- _Records for the exercise_:
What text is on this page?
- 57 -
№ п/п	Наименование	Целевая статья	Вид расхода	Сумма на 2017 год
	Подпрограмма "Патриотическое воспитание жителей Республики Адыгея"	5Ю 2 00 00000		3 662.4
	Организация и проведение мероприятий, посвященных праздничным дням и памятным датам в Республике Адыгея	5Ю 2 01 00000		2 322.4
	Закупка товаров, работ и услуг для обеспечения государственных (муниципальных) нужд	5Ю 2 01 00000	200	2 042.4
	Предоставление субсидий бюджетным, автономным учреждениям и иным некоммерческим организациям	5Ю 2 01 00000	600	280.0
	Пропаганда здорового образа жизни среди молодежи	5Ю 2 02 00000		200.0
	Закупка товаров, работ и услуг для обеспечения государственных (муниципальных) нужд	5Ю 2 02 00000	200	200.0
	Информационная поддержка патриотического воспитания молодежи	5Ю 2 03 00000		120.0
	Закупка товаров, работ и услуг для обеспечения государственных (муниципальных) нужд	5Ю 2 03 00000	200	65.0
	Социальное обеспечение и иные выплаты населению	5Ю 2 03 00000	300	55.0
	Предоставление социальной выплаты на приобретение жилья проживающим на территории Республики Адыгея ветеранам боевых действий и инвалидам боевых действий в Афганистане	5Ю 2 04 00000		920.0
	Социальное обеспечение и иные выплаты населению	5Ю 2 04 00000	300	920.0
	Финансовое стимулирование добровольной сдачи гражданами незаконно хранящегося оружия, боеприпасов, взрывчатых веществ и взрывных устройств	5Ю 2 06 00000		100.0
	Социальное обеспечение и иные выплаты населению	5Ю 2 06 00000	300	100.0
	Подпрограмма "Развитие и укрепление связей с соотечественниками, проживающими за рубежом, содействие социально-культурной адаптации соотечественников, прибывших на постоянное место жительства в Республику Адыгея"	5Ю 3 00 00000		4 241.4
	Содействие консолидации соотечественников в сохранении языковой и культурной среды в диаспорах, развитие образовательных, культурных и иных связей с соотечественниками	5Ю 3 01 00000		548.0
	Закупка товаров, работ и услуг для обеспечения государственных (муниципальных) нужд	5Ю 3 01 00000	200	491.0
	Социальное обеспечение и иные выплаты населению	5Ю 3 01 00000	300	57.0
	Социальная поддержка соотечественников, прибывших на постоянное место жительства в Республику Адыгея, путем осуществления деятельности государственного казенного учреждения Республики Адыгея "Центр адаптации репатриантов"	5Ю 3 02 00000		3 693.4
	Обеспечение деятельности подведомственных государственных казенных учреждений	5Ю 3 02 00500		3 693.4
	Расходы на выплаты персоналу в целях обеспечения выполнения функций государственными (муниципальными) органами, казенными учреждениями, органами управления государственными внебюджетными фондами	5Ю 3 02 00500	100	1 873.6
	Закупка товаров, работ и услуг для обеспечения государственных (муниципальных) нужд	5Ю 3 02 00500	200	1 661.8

- _The task_: Go through the listing and print each line exactly as it appears.

- _Answer to the exercise_:
What text is on this page?
- 57 -
№ п/п	Наименование	Целевая статья	Вид расхода	Сумма на 2017 год
	Подпрограмма "Патриотическое воспитание жителей Республики Адыгея"	5Ю 2 00 00000		3 662.4
	Организация и проведение мероприятий, посвященных праздничным дням и памятным датам в Республике Адыгея	5Ю 2 01 00000		2 322.4
	Закупка товаров, работ и услуг для обеспечения государственных (муниципальных) нужд	5Ю 2 01 00000	200	2 042.4
	Предоставление субсидий бюджетным, автономным учреждениям и иным некоммерческим организациям	5Ю 2 01 00000	600	280.0
	Пропаганда здорового образа жизни среди молодежи	5Ю 2 02 00000		200.0
	Закупка товаров, работ и услуг для обеспечения государственных (муниципальных) нужд	5Ю 2 02 00000	200	200.0
	Информационная поддержка патриотического воспитания молодежи	5Ю 2 03 00000		120.0
	Закупка товаров, работ и услуг для обеспечения государственных (муниципальных) нужд	5Ю 2 03 00000	200	65.0
	Социальное обеспечение и иные выплаты населению	5Ю 2 03 00000	300	55.0
	Предоставление социальной выплаты на приобретение жилья проживающим на территории Республики Адыгея ветеранам боевых действий и инвалидам боевых действий в Афганистане	5Ю 2 04 00000		920.0
	Социальное обеспечение и иные выплаты населению	5Ю 2 04 00000	300	920.0
	Финансовое стимулирование добровольной сдачи гражданами незаконно хранящегося оружия, боеприпасов, взрывчатых веществ и взрывных устройств	5Ю 2 06 00000		100.0
	Социальное обеспечение и иные выплаты населению	5Ю 2 06 00000	300	100.0
	Подпрограмма "Развитие и укрепление связей с соотечественниками, проживающими за рубежом, содействие социально-культурной адаптации соотечественников, прибывших на постоянное место жительства в Республику Адыгея"	5Ю 3 00 00000		4 241.4
	Содействие консолидации соотечественников в сохранении языковой и культурной среды в диаспорах, развитие образовательных, культурных и иных связей с соотечественниками	5Ю 3 01 00000		548.0
	Закупка товаров, работ и услуг для обеспечения государственных (муниципальных) нужд	5Ю 3 01 00000	200	491.0
	Социальное обеспечение и иные выплаты населению	5Ю 3 01 00000	300	57.0
	Социальная поддержка соотечественников, прибывших на постоянное место жительства в Республику Адыгея, путем осуществления деятельности государственного казенного учреждения Республики Адыгея "Центр адаптации репатриантов"	5Ю 3 02 00000		3 693.4
	Обеспечение деятельности подведомственных государственных казенных учреждений	5Ю 3 02 00500		3 693.4
	Расходы на выплаты персоналу в целях обеспечения выполнения функций государственными (муниципальными) органами, казенными учреждениями, органами управления государственными внебюджетными фондами	5Ю 3 02 00500	100	1 873.6
	Закупка товаров, работ и услуг для обеспечения государственных (муниципальных) нужд	5Ю 3 02 00500	200	1 661.8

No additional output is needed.